EXERCISE OBJECTIVE: Write out the listing below from the line containing "Output the underlying" to its last line, unaltered, ends included.

-------- THE RECORDS --------

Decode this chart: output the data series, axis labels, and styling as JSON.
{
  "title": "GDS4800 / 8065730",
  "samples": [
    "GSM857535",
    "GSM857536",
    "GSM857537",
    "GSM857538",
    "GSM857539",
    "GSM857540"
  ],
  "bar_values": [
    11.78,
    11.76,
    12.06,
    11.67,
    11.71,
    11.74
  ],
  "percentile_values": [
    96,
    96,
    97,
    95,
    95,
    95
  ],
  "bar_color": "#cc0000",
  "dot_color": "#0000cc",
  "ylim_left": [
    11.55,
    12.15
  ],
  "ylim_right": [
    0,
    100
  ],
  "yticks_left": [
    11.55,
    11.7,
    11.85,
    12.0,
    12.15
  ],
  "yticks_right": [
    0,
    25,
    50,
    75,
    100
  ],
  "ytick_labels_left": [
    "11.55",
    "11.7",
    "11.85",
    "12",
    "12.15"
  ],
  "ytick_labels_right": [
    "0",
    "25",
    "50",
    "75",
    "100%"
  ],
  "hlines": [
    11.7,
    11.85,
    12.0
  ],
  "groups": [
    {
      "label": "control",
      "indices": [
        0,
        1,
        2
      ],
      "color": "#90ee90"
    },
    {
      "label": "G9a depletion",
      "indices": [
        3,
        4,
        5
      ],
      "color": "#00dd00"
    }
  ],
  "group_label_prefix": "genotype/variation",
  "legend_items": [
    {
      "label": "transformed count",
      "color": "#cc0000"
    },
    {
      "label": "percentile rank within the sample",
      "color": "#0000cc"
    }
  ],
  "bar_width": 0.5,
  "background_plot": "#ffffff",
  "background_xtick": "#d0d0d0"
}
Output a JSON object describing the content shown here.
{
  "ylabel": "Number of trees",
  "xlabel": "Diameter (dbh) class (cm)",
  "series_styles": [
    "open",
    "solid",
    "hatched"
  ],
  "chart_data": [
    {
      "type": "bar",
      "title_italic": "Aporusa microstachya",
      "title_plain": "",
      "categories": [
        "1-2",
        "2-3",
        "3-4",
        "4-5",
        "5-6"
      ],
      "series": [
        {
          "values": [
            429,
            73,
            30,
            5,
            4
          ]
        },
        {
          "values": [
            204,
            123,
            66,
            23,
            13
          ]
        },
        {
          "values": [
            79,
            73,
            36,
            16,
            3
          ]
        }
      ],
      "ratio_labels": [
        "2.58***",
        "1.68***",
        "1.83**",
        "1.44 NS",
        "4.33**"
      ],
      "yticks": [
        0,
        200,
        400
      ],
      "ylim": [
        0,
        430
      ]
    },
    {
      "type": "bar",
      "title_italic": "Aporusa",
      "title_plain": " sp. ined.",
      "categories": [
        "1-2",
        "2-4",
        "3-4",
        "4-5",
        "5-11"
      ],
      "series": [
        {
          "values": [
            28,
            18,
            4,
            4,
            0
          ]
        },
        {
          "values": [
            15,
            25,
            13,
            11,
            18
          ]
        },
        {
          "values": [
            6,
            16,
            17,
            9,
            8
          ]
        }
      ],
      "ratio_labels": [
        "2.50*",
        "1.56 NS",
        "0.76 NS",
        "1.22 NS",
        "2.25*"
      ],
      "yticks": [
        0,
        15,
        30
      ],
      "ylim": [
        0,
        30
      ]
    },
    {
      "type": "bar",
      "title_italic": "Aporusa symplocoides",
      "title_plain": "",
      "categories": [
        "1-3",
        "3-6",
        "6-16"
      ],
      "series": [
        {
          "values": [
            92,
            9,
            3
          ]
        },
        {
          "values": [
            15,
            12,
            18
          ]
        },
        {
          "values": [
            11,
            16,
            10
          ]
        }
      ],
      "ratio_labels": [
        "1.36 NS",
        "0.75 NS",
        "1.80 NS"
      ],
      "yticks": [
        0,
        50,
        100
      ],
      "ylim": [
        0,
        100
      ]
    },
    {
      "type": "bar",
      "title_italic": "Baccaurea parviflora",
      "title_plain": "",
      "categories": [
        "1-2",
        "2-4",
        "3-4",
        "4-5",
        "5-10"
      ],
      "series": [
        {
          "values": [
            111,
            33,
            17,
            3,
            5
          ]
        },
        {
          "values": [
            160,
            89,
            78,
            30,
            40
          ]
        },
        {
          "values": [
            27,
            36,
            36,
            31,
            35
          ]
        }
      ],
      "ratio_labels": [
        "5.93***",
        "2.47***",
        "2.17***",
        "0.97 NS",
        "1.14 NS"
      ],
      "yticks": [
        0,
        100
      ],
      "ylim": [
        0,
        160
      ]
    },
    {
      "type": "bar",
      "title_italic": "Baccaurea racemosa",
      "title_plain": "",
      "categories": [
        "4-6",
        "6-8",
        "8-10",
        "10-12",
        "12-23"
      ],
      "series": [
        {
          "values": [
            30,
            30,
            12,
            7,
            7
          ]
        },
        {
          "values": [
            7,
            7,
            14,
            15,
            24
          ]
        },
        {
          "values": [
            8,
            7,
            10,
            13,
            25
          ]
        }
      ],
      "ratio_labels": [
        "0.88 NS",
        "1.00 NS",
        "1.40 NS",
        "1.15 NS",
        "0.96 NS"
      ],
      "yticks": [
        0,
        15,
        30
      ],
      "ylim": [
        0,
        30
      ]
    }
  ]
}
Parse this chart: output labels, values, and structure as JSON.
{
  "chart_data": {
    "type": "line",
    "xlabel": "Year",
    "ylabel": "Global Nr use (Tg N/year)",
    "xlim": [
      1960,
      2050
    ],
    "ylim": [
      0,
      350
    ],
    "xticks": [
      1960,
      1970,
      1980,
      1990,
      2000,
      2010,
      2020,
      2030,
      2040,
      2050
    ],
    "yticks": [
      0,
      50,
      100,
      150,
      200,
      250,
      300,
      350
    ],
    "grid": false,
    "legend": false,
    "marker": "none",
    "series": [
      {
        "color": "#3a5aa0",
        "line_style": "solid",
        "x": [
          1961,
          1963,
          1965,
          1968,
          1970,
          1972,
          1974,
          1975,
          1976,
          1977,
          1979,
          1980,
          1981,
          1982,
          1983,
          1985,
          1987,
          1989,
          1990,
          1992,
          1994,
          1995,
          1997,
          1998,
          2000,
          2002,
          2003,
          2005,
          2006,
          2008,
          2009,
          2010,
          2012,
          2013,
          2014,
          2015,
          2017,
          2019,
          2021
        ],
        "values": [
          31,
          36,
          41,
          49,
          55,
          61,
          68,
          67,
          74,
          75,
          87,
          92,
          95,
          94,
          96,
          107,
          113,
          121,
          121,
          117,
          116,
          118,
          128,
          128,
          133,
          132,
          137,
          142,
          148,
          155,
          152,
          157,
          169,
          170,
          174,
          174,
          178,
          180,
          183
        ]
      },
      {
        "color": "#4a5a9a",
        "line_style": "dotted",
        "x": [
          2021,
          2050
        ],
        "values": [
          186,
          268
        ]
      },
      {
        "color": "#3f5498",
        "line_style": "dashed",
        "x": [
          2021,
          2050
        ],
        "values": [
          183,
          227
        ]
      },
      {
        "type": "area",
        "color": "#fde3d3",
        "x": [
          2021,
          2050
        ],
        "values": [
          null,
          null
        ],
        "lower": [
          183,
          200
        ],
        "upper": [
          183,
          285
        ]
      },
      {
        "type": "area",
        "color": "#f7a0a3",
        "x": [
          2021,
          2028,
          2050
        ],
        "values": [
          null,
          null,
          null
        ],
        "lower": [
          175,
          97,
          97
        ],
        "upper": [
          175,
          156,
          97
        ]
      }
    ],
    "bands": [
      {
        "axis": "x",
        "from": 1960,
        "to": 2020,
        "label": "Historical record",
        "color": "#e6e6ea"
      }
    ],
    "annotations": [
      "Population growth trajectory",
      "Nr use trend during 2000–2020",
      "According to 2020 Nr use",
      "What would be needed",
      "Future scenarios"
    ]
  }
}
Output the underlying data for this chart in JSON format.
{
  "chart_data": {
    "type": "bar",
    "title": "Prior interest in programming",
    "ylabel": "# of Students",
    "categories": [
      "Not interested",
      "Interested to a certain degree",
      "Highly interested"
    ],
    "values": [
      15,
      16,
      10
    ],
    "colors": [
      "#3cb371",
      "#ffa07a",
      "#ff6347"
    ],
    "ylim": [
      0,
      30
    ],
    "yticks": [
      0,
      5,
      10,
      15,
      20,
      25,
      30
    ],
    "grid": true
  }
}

--------

SOLUTION:
Output the underlying data for this chart in JSON format.
{
  "chart_data": {
    "type": "bar",
    "title": "Prior interest in programming",
    "ylabel": "# of Students",
    "categories": [
      "Not interested",
      "Interested to a certain degree",
      "Highly interested"
    ],
    "values": [
      15,
      16,
      10
    ],
    "colors": [
      "#3cb371",
      "#ffa07a",
      "#ff6347"
    ],
    "ylim": [
      0,
      30
    ],
    "yticks": [
      0,
      5,
      10,
      15,
      20,
      25,
      30
    ],
    "grid": true
  }
}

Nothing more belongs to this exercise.